Start of Supplied material

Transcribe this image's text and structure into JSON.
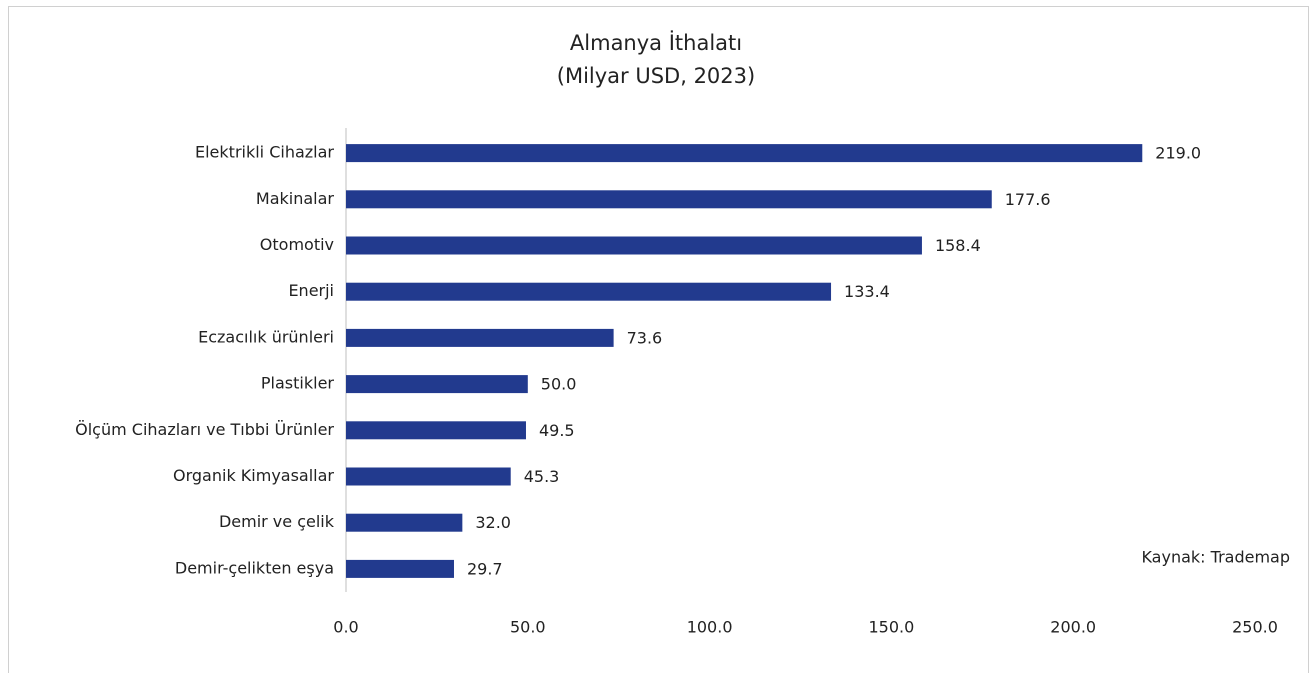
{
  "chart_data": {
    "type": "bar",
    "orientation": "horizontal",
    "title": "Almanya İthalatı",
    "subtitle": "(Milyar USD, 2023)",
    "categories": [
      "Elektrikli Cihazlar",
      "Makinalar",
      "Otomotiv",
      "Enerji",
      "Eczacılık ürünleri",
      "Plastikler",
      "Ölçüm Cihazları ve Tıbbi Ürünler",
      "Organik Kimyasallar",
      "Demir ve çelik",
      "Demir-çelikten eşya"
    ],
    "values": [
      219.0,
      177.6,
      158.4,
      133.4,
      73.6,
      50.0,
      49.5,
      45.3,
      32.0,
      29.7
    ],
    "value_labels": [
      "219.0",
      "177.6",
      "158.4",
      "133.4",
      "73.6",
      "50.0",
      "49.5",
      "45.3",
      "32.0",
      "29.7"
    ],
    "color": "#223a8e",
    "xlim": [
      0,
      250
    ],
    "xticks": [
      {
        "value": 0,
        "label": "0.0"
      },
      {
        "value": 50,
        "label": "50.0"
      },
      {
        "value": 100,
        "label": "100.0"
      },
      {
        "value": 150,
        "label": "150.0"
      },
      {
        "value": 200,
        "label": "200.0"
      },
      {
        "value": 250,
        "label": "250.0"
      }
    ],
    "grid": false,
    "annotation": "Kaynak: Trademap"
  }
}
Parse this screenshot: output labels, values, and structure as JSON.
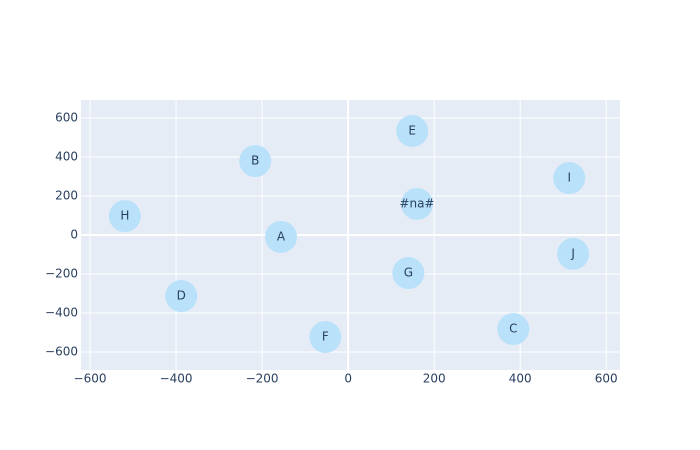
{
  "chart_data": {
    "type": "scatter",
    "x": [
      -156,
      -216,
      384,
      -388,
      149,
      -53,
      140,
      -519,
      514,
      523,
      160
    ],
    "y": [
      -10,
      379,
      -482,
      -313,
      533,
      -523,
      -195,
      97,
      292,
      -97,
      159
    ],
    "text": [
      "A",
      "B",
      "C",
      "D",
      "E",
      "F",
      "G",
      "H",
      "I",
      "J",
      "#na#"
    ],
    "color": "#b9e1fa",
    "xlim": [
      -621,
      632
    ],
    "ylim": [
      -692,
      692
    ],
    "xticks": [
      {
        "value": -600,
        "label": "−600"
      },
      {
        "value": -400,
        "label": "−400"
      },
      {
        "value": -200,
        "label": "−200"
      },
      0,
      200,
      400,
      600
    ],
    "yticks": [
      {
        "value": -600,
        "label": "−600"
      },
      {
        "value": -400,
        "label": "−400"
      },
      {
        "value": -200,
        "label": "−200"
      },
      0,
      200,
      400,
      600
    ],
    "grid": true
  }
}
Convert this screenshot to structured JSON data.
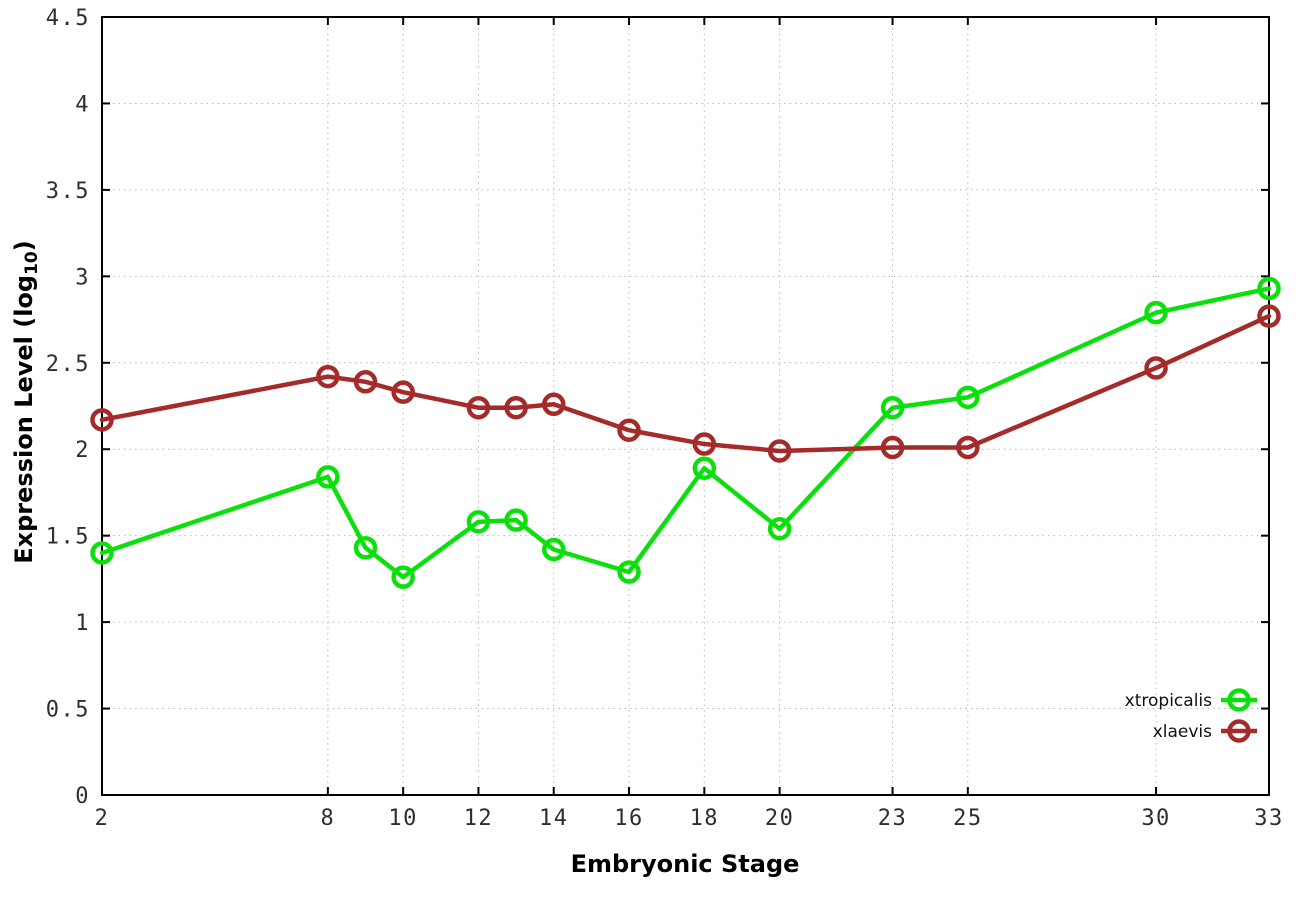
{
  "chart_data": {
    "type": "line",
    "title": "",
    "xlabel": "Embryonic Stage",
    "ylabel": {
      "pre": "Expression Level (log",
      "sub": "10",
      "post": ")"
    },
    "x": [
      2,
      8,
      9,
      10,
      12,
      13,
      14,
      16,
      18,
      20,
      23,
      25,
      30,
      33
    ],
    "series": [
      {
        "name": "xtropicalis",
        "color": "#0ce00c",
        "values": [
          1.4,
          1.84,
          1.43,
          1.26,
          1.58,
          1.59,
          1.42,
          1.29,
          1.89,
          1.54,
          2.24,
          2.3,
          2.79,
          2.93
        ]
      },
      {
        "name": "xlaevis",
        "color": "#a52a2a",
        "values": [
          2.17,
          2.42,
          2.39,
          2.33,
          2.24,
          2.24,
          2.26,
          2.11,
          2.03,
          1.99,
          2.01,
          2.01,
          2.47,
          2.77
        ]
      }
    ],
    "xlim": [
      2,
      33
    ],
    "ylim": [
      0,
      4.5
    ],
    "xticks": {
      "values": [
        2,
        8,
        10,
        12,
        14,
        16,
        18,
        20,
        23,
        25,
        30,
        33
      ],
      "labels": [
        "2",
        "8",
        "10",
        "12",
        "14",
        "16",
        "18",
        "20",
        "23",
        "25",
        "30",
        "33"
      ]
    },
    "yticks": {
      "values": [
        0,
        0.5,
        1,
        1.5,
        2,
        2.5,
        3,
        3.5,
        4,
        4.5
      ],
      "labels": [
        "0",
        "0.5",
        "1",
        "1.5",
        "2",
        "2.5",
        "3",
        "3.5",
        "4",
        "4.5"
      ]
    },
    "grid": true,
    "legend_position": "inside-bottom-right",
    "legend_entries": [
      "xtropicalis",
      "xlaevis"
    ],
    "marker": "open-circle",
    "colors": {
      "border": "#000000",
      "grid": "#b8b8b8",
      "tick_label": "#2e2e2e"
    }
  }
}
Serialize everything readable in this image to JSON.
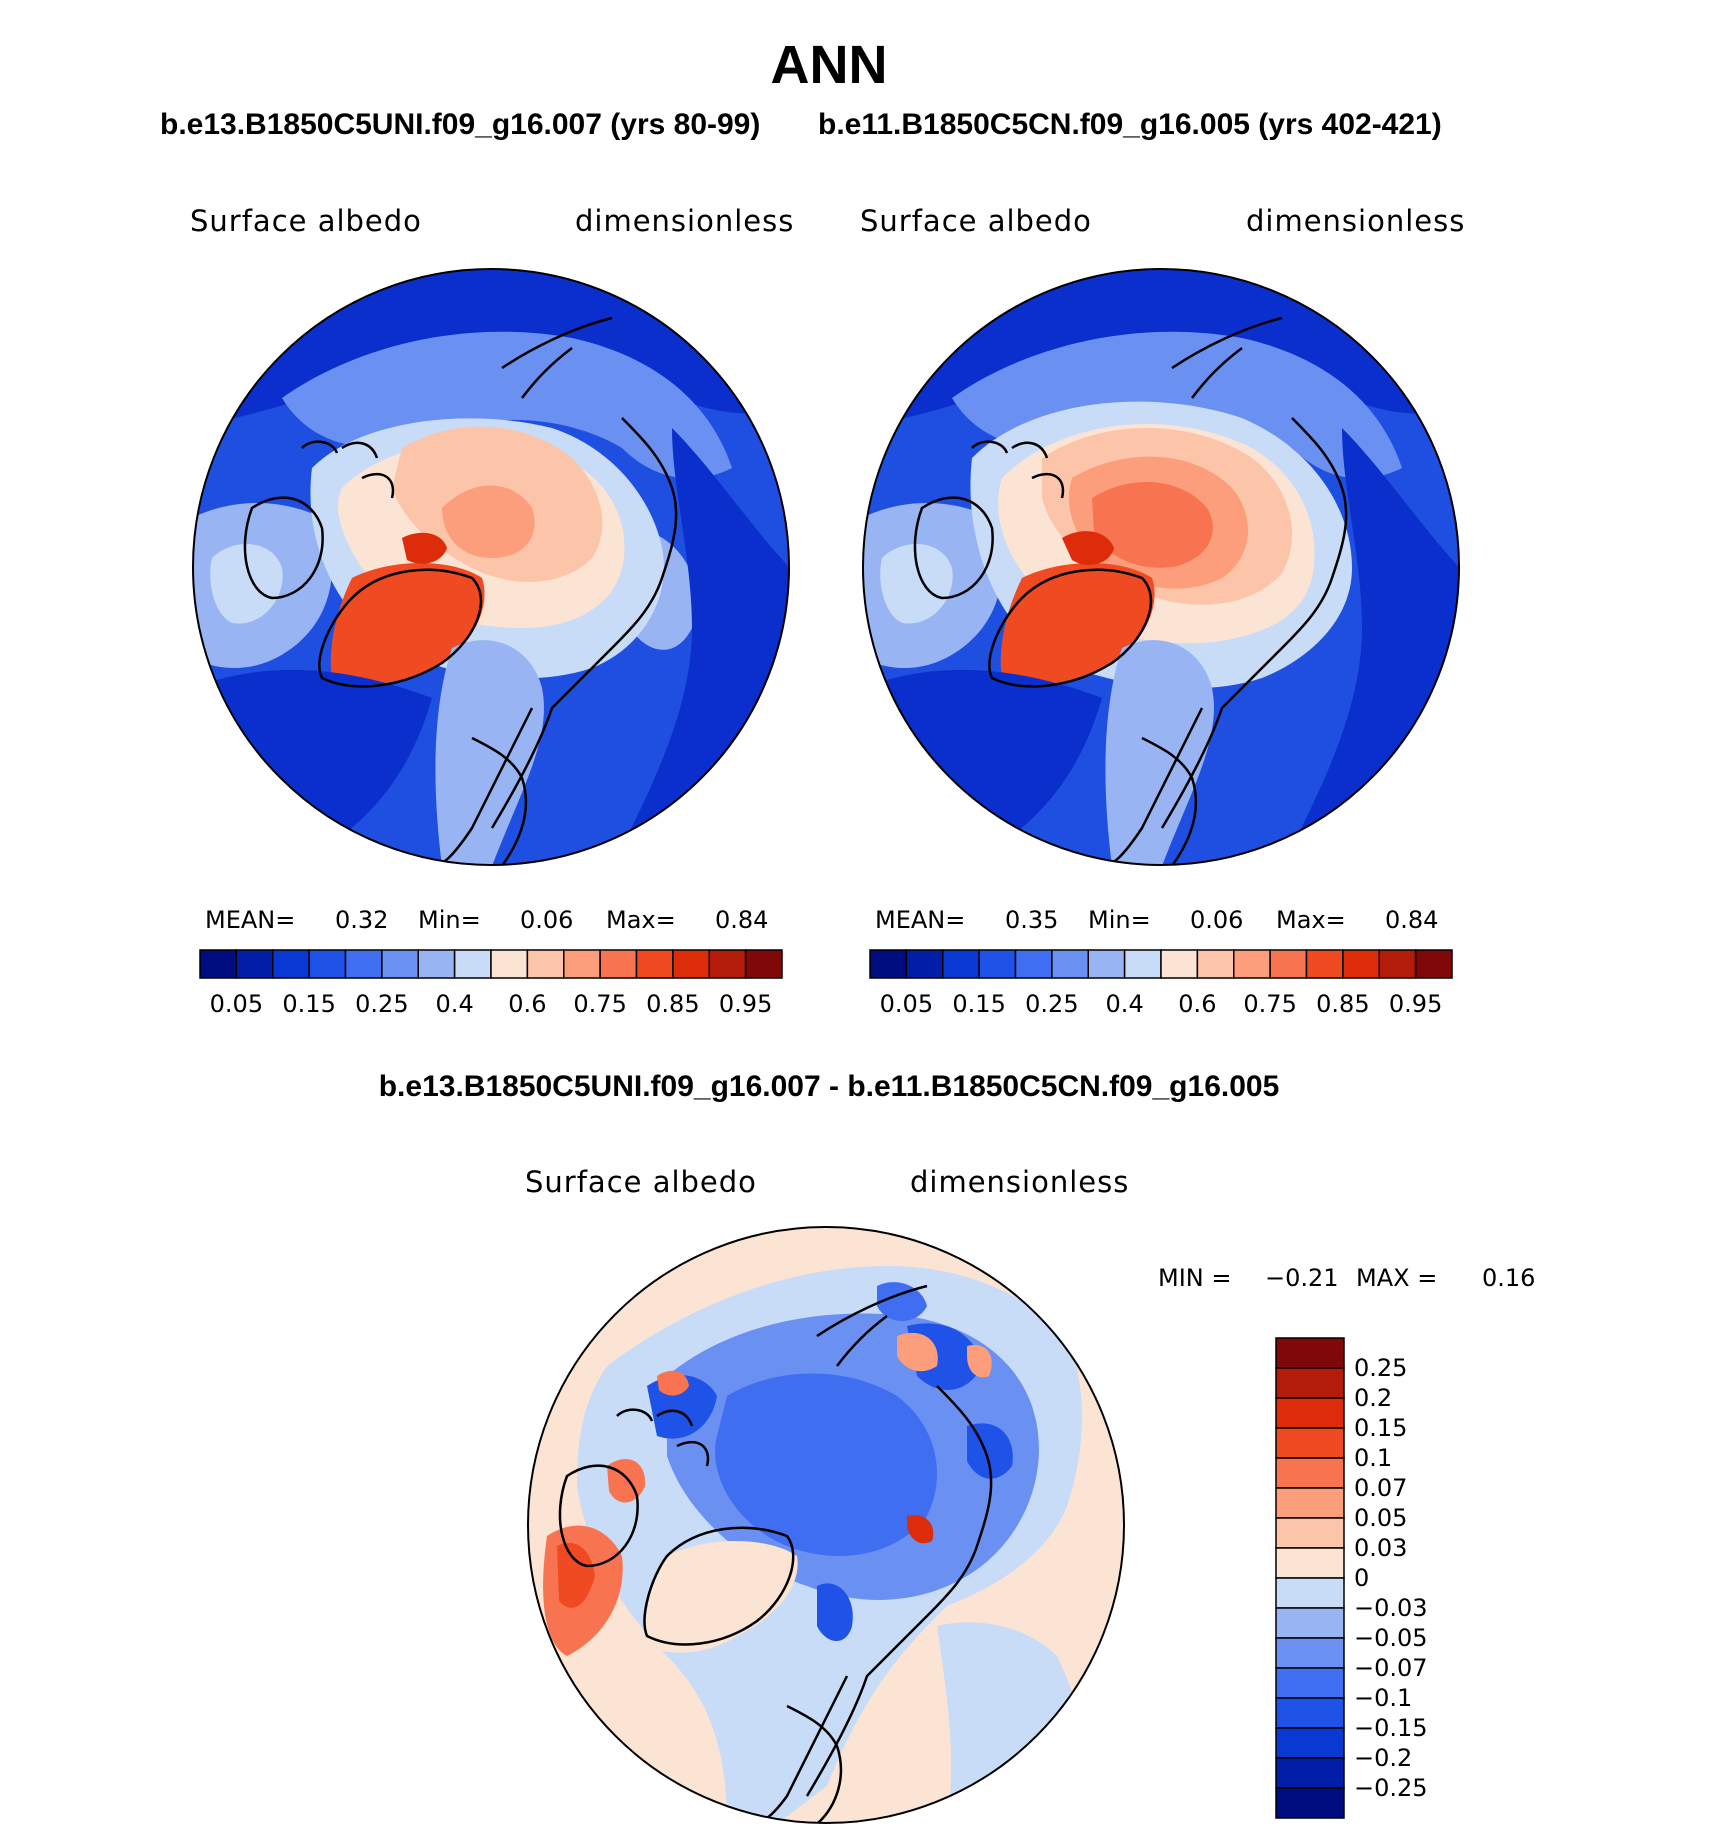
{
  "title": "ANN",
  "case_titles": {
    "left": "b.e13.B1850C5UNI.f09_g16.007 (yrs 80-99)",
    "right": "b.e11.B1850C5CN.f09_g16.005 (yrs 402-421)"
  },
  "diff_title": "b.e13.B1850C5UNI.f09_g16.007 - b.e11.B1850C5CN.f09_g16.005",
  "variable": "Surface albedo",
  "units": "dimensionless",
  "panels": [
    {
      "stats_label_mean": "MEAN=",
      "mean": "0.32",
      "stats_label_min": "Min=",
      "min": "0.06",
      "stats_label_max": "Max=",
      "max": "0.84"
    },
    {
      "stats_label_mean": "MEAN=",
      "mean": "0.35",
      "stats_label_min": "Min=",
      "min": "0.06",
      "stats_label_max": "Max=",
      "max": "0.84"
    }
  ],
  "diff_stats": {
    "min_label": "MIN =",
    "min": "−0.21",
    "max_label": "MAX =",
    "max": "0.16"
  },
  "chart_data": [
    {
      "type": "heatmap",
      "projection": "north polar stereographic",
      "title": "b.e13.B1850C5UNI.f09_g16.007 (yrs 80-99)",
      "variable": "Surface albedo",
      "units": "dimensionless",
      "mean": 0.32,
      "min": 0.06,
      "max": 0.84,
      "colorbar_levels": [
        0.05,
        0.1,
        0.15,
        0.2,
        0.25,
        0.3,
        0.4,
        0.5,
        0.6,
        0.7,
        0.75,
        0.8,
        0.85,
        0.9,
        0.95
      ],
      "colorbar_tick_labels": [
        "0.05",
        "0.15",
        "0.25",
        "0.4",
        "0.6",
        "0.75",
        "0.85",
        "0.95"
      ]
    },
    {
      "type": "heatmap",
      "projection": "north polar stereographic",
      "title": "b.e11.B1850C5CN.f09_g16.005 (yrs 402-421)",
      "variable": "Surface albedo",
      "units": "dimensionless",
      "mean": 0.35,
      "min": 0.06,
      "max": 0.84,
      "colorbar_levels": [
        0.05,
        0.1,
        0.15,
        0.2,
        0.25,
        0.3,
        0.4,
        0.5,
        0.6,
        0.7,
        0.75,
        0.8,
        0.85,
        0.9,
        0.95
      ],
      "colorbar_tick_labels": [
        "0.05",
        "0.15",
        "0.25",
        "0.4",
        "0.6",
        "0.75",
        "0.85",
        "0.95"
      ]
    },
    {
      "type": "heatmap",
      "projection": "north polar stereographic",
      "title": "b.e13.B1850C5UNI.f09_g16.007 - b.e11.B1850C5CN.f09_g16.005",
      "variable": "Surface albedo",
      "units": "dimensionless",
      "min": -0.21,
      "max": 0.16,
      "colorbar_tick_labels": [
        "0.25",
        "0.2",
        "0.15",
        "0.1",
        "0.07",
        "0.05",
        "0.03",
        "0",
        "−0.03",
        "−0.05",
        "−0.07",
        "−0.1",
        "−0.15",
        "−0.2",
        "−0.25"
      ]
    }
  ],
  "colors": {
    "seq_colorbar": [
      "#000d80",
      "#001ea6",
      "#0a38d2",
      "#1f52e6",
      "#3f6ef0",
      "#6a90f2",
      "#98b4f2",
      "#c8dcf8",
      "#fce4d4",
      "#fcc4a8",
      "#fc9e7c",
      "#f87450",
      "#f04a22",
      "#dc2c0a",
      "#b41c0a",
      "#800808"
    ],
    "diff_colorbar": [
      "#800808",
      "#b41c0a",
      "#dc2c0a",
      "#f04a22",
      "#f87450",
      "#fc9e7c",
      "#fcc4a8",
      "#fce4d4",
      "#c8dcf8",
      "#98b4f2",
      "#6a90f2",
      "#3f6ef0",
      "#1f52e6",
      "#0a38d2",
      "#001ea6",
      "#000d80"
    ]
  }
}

End of Supplied material

What the task asks: Copy every line of the records above that holds the word "text".

Task answer:
Transcribe this image's text and structure into JSON.
    "text": [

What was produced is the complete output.